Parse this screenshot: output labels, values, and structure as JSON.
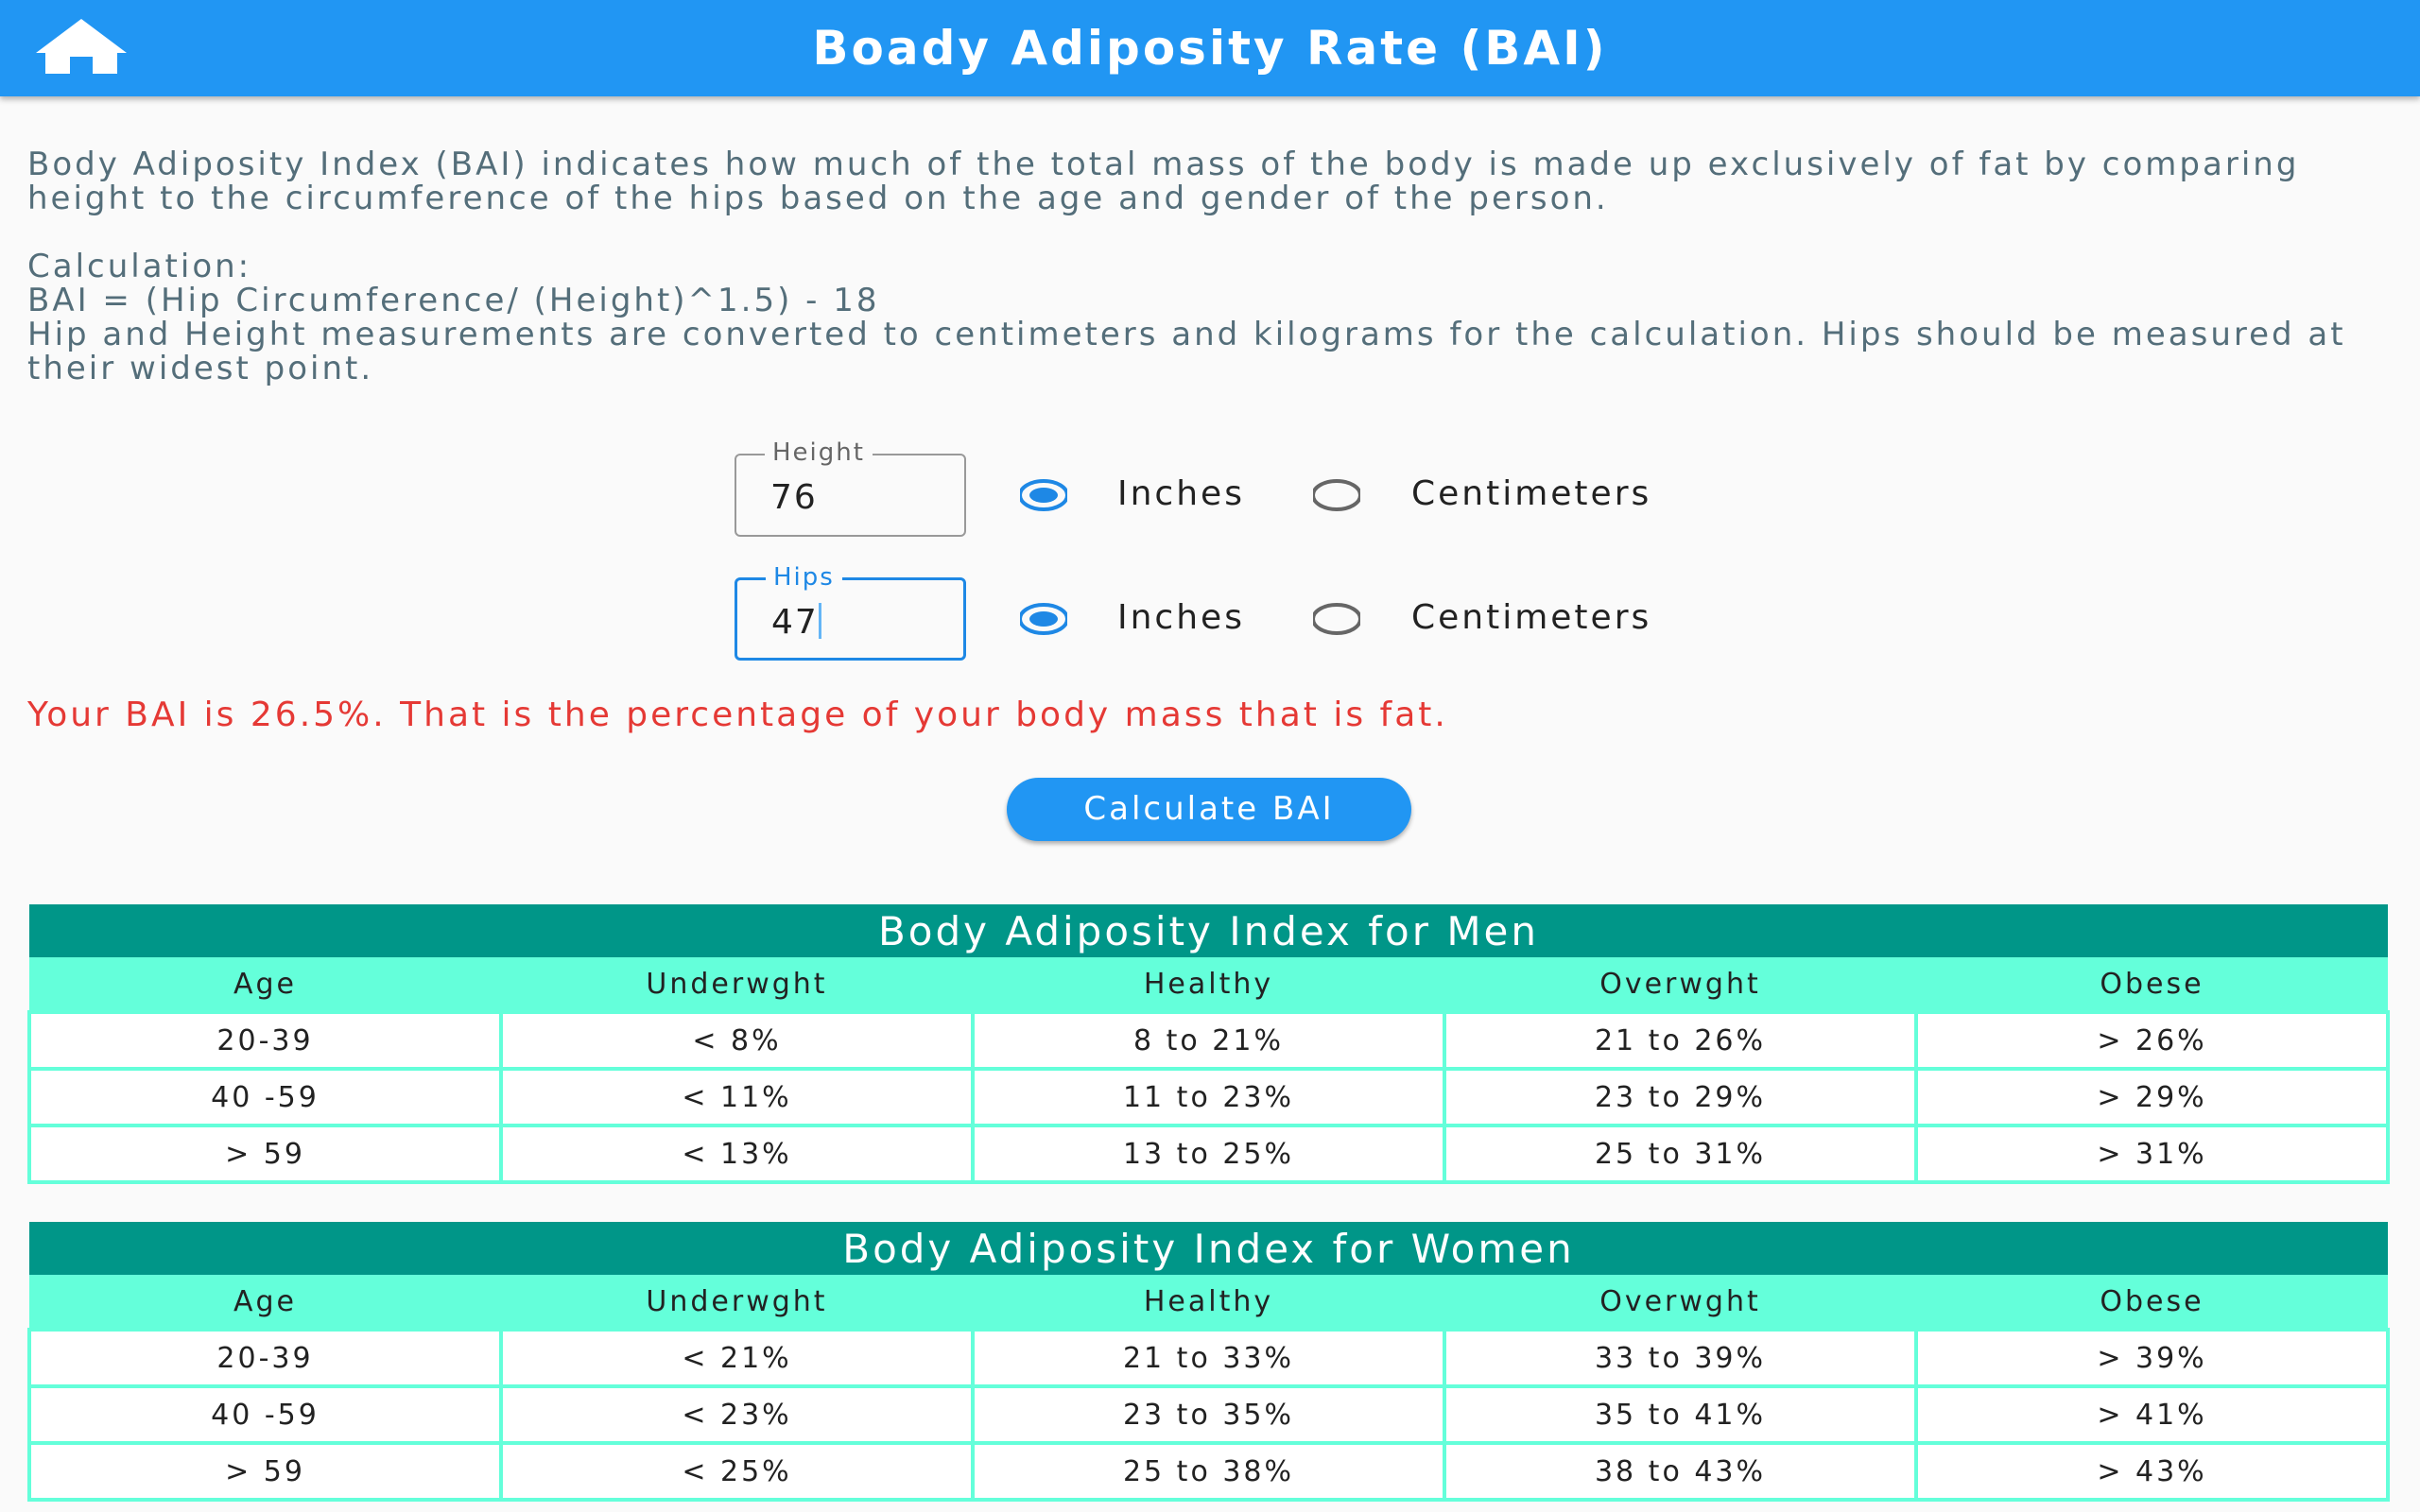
{
  "header": {
    "title": "Boady Adiposity Rate (BAI)"
  },
  "description": "Body Adiposity Index (BAI) indicates how much of the total mass of the body is made up exclusively of fat by comparing height to the circumference of the hips based on the age and gender of the person.",
  "calculation": {
    "label": "Calculation:",
    "formula": "BAI = (Hip Circumference/ (Height)^1.5) - 18",
    "note": "Hip and Height measurements are converted to centimeters and kilograms for the calculation. Hips should be measured at their widest point."
  },
  "inputs": [
    {
      "label": "Height",
      "value": "76",
      "focused": false,
      "options": [
        "Inches",
        "Centimeters"
      ],
      "selected": 0
    },
    {
      "label": "Hips",
      "value": "47",
      "focused": true,
      "options": [
        "Inches",
        "Centimeters"
      ],
      "selected": 0
    }
  ],
  "result": "Your BAI is 26.5%. That is the percentage of your body mass that is fat.",
  "button": "Calculate BAI",
  "tables": [
    {
      "title": "Body Adiposity Index for Men",
      "columns": [
        "Age",
        "Underwght",
        "Healthy",
        "Overwght",
        "Obese"
      ],
      "rows": [
        [
          "20-39",
          "< 8%",
          "8 to 21%",
          "21 to 26%",
          "> 26%"
        ],
        [
          "40 -59",
          "< 11%",
          "11 to 23%",
          "23 to 29%",
          "> 29%"
        ],
        [
          "> 59",
          "< 13%",
          "13 to 25%",
          "25 to 31%",
          "> 31%"
        ]
      ]
    },
    {
      "title": "Body Adiposity Index for Women",
      "columns": [
        "Age",
        "Underwght",
        "Healthy",
        "Overwght",
        "Obese"
      ],
      "rows": [
        [
          "20-39",
          "< 21%",
          "21 to 33%",
          "33 to 39%",
          "> 39%"
        ],
        [
          "40 -59",
          "< 23%",
          "23 to 35%",
          "35 to 41%",
          "> 41%"
        ],
        [
          "> 59",
          "< 25%",
          "25 to 38%",
          "38 to 43%",
          "> 43%"
        ]
      ]
    }
  ]
}
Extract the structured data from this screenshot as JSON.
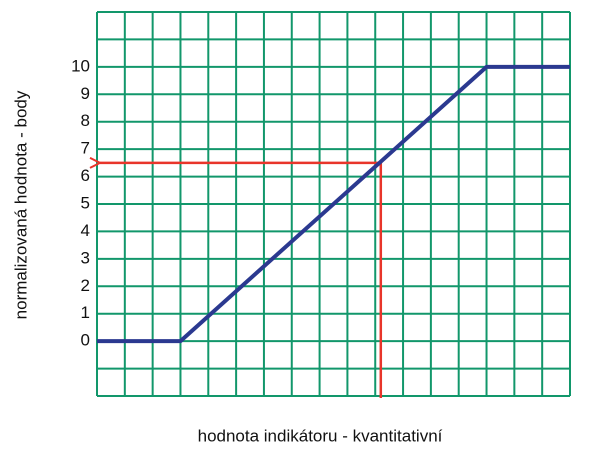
{
  "chart_data": {
    "type": "line",
    "xlabel": "hodnota indikátoru - kvantitativní",
    "ylabel": "normalizovaná hodnota - body",
    "x": [
      0,
      3,
      14,
      17
    ],
    "series": [
      {
        "color": "#2b3990",
        "values": [
          0,
          0,
          10,
          10
        ]
      }
    ],
    "xlim": [
      0,
      17
    ],
    "ylim": [
      -2,
      12
    ],
    "yticks": [
      0,
      1,
      2,
      3,
      4,
      5,
      6,
      7,
      8,
      9,
      10
    ],
    "grid": true,
    "grid_step": 1,
    "grid_color": "#12976b",
    "reference": {
      "x": 10.2,
      "y": 6.5,
      "color": "#e8352a"
    }
  }
}
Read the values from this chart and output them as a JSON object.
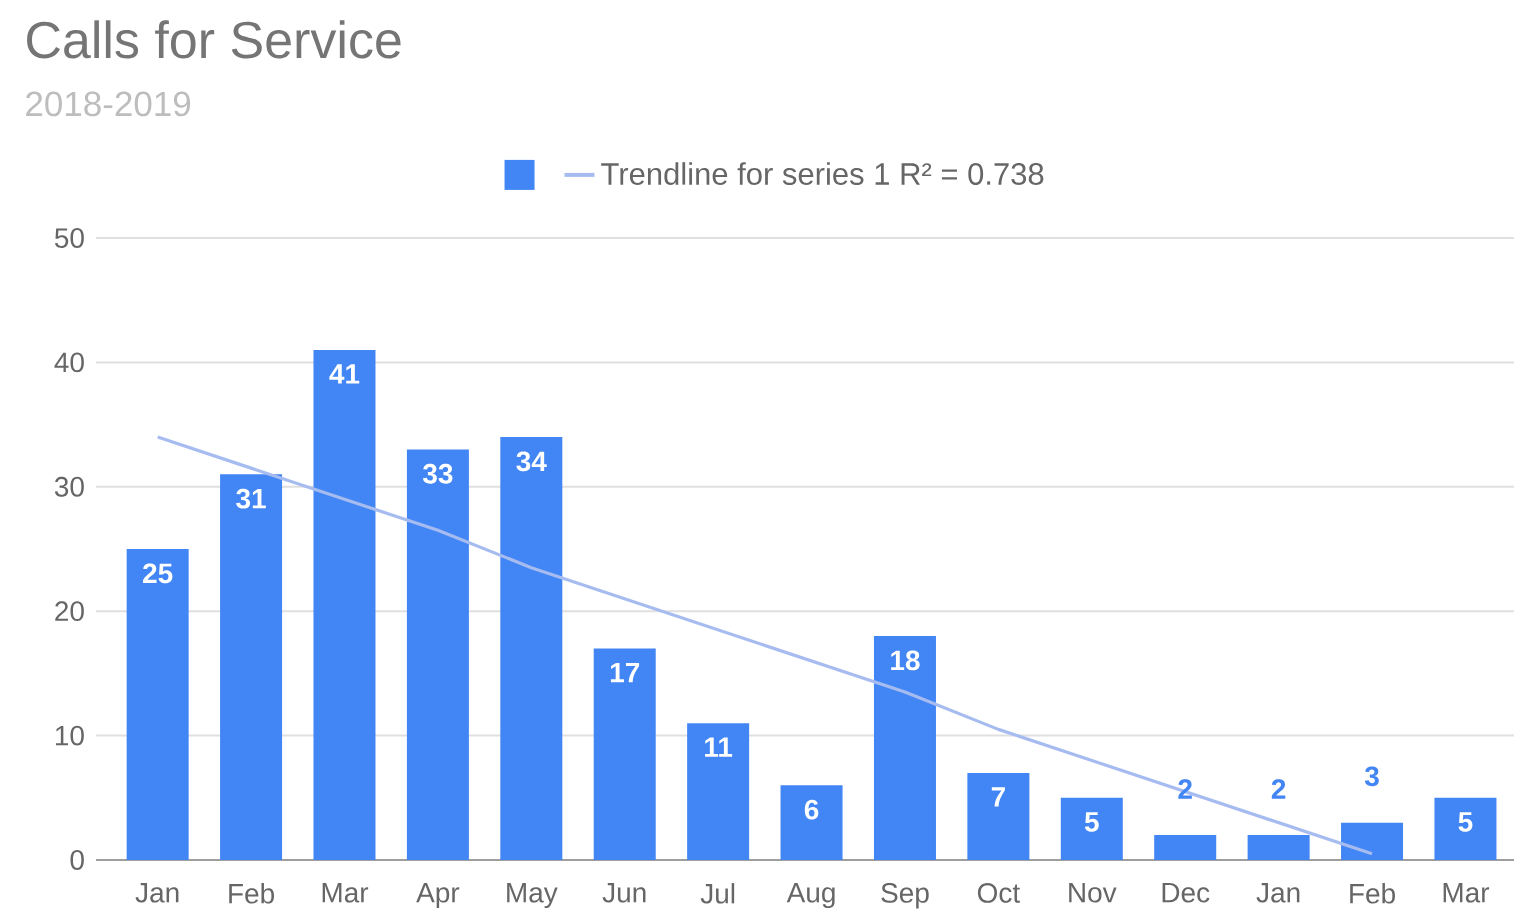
{
  "chart_data": {
    "type": "bar",
    "title": "Calls for Service",
    "subtitle": "2018-2019",
    "categories": [
      "Jan",
      "Feb",
      "Mar",
      "Apr",
      "May",
      "Jun",
      "Jul",
      "Aug",
      "Sep",
      "Oct",
      "Nov",
      "Dec",
      "Jan",
      "Feb",
      "Mar"
    ],
    "series": [
      {
        "color": "#4285f4",
        "values": [
          25,
          31,
          41,
          33,
          34,
          17,
          11,
          6,
          18,
          7,
          5,
          2,
          2,
          3,
          5
        ],
        "value_labels": [
          "25",
          "31",
          "41",
          "33",
          "34",
          "17",
          "11",
          "6",
          "18",
          "7",
          "5",
          "2",
          "2",
          "3",
          "5"
        ]
      },
      {
        "name": "Trendline for series 1 R² = 0.738",
        "type": "line",
        "color": "#a6bcf0",
        "values": [
          34,
          31.5,
          29,
          26.5,
          23.5,
          21,
          18.5,
          16,
          13.5,
          10.5,
          8,
          5.5,
          3,
          0.5,
          null
        ]
      }
    ],
    "ylim": [
      0,
      50
    ],
    "yticks": [
      0,
      10,
      20,
      30,
      40,
      50
    ],
    "grid": "y",
    "legend": "top"
  }
}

━━━━━━━━━━

Directive
The pictures should not appear in the copy; every other part of the records above must be returned exactly.

Solution to this task
Parse this screenshot: output labels, values, and structure as JSON.
{
  "header": {
    "title": "Boady Adiposity Rate (BAI)"
  },
  "description": "Body Adiposity Index (BAI) indicates how much of the total mass of the body is made up exclusively of fat by comparing height to the circumference of the hips based on the age and gender of the person.",
  "calculation": {
    "label": "Calculation:",
    "formula": "BAI = (Hip Circumference/ (Height)^1.5) - 18",
    "note": "Hip and Height measurements are converted to centimeters and kilograms for the calculation. Hips should be measured at their widest point."
  },
  "inputs": [
    {
      "label": "Height",
      "value": "76",
      "focused": false,
      "options": [
        "Inches",
        "Centimeters"
      ],
      "selected": 0
    },
    {
      "label": "Hips",
      "value": "47",
      "focused": true,
      "options": [
        "Inches",
        "Centimeters"
      ],
      "selected": 0
    }
  ],
  "result": "Your BAI is 26.5%. That is the percentage of your body mass that is fat.",
  "button": "Calculate BAI",
  "tables": [
    {
      "title": "Body Adiposity Index for Men",
      "columns": [
        "Age",
        "Underwght",
        "Healthy",
        "Overwght",
        "Obese"
      ],
      "rows": [
        [
          "20-39",
          "< 8%",
          "8 to 21%",
          "21 to 26%",
          "> 26%"
        ],
        [
          "40 -59",
          "< 11%",
          "11 to 23%",
          "23 to 29%",
          "> 29%"
        ],
        [
          "> 59",
          "< 13%",
          "13 to 25%",
          "25 to 31%",
          "> 31%"
        ]
      ]
    },
    {
      "title": "Body Adiposity Index for Women",
      "columns": [
        "Age",
        "Underwght",
        "Healthy",
        "Overwght",
        "Obese"
      ],
      "rows": [
        [
          "20-39",
          "< 21%",
          "21 to 33%",
          "33 to 39%",
          "> 39%"
        ],
        [
          "40 -59",
          "< 23%",
          "23 to 35%",
          "35 to 41%",
          "> 41%"
        ],
        [
          "> 59",
          "< 25%",
          "25 to 38%",
          "38 to 43%",
          "> 43%"
        ]
      ]
    }
  ]
}
Extract the structured data from this screenshot as JSON.
{
  "chart_data": {
    "type": "line",
    "xlabel": "hodnota indikátoru - kvantitativní",
    "ylabel": "normalizovaná hodnota - body",
    "x": [
      0,
      3,
      14,
      17
    ],
    "series": [
      {
        "color": "#2b3990",
        "values": [
          0,
          0,
          10,
          10
        ]
      }
    ],
    "xlim": [
      0,
      17
    ],
    "ylim": [
      -2,
      12
    ],
    "yticks": [
      0,
      1,
      2,
      3,
      4,
      5,
      6,
      7,
      8,
      9,
      10
    ],
    "grid": true,
    "grid_step": 1,
    "grid_color": "#12976b",
    "reference": {
      "x": 10.2,
      "y": 6.5,
      "color": "#e8352a"
    }
  }
}
Read the values from this chart and output them as a JSON object.
{
  "chart_data": {
    "type": "bar",
    "title": "Calls for Service",
    "subtitle": "2018-2019",
    "categories": [
      "Jan",
      "Feb",
      "Mar",
      "Apr",
      "May",
      "Jun",
      "Jul",
      "Aug",
      "Sep",
      "Oct",
      "Nov",
      "Dec",
      "Jan",
      "Feb",
      "Mar"
    ],
    "series": [
      {
        "color": "#4285f4",
        "values": [
          25,
          31,
          41,
          33,
          34,
          17,
          11,
          6,
          18,
          7,
          5,
          2,
          2,
          3,
          5
        ],
        "value_labels": [
          "25",
          "31",
          "41",
          "33",
          "34",
          "17",
          "11",
          "6",
          "18",
          "7",
          "5",
          "2",
          "2",
          "3",
          "5"
        ]
      },
      {
        "name": "Trendline for series 1 R² = 0.738",
        "type": "line",
        "color": "#a6bcf0",
        "values": [
          34,
          31.5,
          29,
          26.5,
          23.5,
          21,
          18.5,
          16,
          13.5,
          10.5,
          8,
          5.5,
          3,
          0.5,
          null
        ]
      }
    ],
    "ylim": [
      0,
      50
    ],
    "yticks": [
      0,
      10,
      20,
      30,
      40,
      50
    ],
    "grid": "y",
    "legend": "top"
  }
}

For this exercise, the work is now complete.